### What is needed
Every record should be written out exactly, please.

begin Dataset records

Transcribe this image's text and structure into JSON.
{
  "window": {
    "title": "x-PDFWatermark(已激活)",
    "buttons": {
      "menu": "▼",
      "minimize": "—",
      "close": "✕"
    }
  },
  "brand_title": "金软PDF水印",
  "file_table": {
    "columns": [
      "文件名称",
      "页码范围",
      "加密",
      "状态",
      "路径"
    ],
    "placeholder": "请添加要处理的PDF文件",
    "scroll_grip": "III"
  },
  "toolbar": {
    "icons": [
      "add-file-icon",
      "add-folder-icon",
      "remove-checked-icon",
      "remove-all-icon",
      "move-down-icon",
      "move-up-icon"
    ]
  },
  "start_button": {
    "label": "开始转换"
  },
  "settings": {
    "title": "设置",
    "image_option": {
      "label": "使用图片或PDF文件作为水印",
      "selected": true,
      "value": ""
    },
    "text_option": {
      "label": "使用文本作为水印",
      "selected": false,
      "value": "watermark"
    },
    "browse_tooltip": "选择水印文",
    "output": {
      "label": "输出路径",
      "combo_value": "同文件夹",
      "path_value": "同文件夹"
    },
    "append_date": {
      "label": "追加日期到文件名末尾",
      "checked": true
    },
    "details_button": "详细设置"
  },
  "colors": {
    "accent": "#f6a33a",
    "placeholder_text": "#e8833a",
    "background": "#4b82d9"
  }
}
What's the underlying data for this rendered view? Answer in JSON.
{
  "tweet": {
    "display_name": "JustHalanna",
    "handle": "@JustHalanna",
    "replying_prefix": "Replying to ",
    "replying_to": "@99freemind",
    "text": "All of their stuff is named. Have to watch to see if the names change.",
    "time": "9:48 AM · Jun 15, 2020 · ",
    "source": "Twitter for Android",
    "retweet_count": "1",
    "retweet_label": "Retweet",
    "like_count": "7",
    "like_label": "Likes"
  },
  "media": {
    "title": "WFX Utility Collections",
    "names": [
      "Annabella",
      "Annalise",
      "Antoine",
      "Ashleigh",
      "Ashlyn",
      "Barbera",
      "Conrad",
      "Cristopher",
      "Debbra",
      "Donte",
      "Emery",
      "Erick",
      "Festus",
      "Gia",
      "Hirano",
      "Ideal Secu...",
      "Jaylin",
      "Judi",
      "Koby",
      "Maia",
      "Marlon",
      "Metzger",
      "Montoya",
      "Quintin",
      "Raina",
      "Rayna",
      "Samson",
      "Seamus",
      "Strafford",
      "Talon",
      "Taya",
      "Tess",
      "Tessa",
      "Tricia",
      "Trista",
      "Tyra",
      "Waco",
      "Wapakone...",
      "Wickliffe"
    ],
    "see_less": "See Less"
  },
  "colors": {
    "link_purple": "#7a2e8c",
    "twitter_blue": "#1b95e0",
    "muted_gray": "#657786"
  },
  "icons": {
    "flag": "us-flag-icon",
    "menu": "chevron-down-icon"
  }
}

end Dataset records

### Task response
Transcribe this image's text and structure into JSON.
{
  "window": {
    "title": "x-PDFWatermark(已激活)",
    "buttons": {
      "menu": "▼",
      "minimize": "—",
      "close": "✕"
    }
  },
  "brand_title": "金软PDF水印",
  "file_table": {
    "columns": [
      "文件名称",
      "页码范围",
      "加密",
      "状态",
      "路径"
    ],
    "placeholder": "请添加要处理的PDF文件",
    "scroll_grip": "III"
  },
  "toolbar": {
    "icons": [
      "add-file-icon",
      "add-folder-icon",
      "remove-checked-icon",
      "remove-all-icon",
      "move-down-icon",
      "move-up-icon"
    ]
  },
  "start_button": {
    "label": "开始转换"
  },
  "settings": {
    "title": "设置",
    "image_option": {
      "label": "使用图片或PDF文件作为水印",
      "selected": true,
      "value": ""
    },
    "text_option": {
      "label": "使用文本作为水印",
      "selected": false,
      "value": "watermark"
    },
    "browse_tooltip": "选择水印文",
    "output": {
      "label": "输出路径",
      "combo_value": "同文件夹",
      "path_value": "同文件夹"
    },
    "append_date": {
      "label": "追加日期到文件名末尾",
      "checked": true
    },
    "details_button": "详细设置"
  },
  "colors": {
    "accent": "#f6a33a",
    "placeholder_text": "#e8833a",
    "background": "#4b82d9"
  }
}
What's the underlying data for this rendered view? Answer in JSON.
{
  "tweet": {
    "display_name": "JustHalanna",
    "handle": "@JustHalanna",
    "replying_prefix": "Replying to ",
    "replying_to": "@99freemind",
    "text": "All of their stuff is named. Have to watch to see if the names change.",
    "time": "9:48 AM · Jun 15, 2020 · ",
    "source": "Twitter for Android",
    "retweet_count": "1",
    "retweet_label": "Retweet",
    "like_count": "7",
    "like_label": "Likes"
  },
  "media": {
    "title": "WFX Utility Collections",
    "names": [
      "Annabella",
      "Annalise",
      "Antoine",
      "Ashleigh",
      "Ashlyn",
      "Barbera",
      "Conrad",
      "Cristopher",
      "Debbra",
      "Donte",
      "Emery",
      "Erick",
      "Festus",
      "Gia",
      "Hirano",
      "Ideal Secu...",
      "Jaylin",
      "Judi",
      "Koby",
      "Maia",
      "Marlon",
      "Metzger",
      "Montoya",
      "Quintin",
      "Raina",
      "Rayna",
      "Samson",
      "Seamus",
      "Strafford",
      "Talon",
      "Taya",
      "Tess",
      "Tessa",
      "Tricia",
      "Trista",
      "Tyra",
      "Waco",
      "Wapakone...",
      "Wickliffe"
    ],
    "see_less": "See Less"
  },
  "colors": {
    "link_purple": "#7a2e8c",
    "twitter_blue": "#1b95e0",
    "muted_gray": "#657786"
  },
  "icons": {
    "flag": "us-flag-icon",
    "menu": "chevron-down-icon"
  }
}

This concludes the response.